-- start of MATERIAL PROVIDED --
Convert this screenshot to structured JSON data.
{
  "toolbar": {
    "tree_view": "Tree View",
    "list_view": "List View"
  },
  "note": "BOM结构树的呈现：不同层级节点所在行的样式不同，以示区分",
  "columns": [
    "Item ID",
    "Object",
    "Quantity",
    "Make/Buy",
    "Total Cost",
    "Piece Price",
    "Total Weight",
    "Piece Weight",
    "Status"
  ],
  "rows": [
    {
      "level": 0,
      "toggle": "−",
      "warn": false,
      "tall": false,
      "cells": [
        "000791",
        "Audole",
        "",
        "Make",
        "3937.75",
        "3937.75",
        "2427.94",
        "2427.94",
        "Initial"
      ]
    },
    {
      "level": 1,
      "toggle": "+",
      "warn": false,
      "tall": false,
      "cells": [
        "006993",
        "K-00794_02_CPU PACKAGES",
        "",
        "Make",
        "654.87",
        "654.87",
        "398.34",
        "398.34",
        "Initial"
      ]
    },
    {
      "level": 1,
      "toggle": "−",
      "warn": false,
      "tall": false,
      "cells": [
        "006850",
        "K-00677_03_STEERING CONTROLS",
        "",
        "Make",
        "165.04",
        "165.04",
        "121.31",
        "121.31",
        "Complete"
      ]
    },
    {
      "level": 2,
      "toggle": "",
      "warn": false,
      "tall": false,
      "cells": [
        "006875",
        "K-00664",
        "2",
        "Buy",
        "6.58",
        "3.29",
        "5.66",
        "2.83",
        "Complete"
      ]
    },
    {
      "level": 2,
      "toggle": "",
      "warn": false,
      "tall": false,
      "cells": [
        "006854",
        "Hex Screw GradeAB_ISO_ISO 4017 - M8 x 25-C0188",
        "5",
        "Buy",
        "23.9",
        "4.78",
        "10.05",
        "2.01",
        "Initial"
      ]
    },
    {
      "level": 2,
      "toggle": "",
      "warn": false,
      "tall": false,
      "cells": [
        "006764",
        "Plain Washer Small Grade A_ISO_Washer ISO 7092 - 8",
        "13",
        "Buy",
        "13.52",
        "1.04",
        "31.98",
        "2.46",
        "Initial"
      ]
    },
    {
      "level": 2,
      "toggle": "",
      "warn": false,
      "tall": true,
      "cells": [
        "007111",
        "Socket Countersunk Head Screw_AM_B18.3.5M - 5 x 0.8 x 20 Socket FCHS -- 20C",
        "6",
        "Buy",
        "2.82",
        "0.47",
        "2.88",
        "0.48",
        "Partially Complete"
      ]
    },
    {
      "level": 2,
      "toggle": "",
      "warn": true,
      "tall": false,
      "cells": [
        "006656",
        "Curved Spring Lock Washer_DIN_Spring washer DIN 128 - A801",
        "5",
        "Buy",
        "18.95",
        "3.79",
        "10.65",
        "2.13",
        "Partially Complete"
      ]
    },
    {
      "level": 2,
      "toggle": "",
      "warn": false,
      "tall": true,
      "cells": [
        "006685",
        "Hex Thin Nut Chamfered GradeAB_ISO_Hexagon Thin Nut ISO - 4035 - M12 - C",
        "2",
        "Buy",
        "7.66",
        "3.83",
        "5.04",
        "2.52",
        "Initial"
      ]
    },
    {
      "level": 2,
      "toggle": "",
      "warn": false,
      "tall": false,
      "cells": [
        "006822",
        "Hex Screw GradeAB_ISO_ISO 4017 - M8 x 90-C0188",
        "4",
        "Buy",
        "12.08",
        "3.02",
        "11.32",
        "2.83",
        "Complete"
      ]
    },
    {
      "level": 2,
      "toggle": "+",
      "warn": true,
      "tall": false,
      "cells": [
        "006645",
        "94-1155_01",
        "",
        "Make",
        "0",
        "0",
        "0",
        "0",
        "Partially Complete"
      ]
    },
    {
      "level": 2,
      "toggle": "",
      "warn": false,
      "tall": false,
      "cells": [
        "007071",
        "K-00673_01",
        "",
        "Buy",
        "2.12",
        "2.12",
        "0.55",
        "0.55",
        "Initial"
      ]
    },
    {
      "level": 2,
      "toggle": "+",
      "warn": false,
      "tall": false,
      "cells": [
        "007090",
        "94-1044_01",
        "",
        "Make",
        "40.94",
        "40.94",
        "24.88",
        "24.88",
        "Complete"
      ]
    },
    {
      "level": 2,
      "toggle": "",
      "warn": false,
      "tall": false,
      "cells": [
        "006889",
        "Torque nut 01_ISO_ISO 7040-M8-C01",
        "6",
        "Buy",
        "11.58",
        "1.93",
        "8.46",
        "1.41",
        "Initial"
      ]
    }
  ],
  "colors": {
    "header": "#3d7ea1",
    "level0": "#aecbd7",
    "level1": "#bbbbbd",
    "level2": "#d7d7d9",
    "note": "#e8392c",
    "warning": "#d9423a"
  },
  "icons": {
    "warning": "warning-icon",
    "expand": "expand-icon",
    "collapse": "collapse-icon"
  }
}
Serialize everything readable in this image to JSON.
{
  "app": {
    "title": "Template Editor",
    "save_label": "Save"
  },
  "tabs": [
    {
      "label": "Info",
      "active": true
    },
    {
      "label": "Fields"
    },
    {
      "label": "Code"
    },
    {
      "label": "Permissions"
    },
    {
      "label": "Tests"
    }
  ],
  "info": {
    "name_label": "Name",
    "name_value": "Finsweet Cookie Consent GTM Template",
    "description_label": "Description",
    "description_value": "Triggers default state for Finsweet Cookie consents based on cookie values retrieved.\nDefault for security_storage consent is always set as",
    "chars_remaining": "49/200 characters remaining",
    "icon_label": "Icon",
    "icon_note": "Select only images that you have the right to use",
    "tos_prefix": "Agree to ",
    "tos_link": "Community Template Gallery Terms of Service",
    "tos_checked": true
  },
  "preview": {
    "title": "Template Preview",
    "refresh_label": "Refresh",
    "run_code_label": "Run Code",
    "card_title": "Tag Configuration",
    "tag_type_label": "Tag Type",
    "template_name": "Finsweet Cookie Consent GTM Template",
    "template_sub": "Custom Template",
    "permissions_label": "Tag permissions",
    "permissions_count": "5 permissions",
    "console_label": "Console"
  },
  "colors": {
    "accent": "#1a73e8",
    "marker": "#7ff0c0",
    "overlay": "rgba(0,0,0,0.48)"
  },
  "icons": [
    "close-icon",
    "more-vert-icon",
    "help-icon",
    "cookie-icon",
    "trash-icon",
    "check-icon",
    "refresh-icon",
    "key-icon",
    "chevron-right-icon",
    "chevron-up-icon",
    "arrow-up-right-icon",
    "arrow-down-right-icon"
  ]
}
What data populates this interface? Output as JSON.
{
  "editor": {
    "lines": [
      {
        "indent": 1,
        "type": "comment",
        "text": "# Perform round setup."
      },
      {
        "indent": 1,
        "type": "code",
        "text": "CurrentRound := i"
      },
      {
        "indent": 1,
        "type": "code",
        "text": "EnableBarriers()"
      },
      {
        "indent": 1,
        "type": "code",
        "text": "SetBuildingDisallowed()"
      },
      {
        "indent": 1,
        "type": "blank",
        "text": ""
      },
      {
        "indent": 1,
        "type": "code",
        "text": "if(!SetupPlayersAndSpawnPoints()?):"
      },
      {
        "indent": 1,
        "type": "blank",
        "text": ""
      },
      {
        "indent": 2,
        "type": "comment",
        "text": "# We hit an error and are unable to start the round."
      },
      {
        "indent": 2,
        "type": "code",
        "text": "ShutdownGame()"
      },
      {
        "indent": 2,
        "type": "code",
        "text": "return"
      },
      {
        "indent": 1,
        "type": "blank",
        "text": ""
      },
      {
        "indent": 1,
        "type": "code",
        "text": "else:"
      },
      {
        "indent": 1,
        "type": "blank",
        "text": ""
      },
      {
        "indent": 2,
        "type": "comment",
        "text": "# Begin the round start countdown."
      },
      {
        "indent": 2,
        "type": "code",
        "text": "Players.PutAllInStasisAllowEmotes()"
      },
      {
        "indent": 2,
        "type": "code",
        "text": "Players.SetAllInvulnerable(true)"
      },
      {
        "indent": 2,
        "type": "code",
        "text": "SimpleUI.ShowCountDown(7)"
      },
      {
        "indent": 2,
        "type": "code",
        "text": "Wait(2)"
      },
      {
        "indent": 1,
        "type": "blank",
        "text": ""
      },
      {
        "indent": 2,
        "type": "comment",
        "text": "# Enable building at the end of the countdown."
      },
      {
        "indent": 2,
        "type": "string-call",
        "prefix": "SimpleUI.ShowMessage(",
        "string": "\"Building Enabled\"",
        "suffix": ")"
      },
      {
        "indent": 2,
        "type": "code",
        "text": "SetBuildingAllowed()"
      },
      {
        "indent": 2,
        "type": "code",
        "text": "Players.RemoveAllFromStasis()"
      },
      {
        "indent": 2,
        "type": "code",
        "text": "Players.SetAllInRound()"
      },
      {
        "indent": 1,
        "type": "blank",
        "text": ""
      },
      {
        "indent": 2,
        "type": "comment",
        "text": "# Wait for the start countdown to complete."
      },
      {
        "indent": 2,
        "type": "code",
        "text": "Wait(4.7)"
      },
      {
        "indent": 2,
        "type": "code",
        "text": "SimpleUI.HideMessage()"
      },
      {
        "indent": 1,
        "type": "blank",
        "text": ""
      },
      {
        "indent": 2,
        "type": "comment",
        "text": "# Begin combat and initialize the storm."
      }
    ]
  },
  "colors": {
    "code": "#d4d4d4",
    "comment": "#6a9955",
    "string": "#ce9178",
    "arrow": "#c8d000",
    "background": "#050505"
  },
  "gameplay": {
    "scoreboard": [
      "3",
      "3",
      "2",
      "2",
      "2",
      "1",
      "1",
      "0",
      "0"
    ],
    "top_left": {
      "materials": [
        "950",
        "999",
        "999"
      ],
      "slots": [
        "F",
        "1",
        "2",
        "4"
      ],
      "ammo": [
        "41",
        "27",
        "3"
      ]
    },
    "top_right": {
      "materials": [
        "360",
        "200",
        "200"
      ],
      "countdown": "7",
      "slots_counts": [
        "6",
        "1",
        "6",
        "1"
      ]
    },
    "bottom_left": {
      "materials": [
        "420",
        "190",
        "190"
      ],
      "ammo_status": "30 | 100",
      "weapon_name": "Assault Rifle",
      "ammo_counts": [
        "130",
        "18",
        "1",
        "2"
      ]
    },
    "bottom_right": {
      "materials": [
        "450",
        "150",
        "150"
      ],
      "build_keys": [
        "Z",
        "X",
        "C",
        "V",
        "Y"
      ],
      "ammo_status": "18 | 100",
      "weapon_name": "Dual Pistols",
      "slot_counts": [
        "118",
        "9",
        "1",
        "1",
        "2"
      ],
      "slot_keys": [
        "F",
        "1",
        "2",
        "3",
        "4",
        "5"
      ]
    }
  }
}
-- end of MATERIAL PROVIDED --
EXERCISE DETAILS: Copy the lines from the entries above in which the word "arrow" appears.

TASK RESULT:
    "arrow-up-right-icon",
    "arrow-down-right-icon"
    "arrow": "#c8d000",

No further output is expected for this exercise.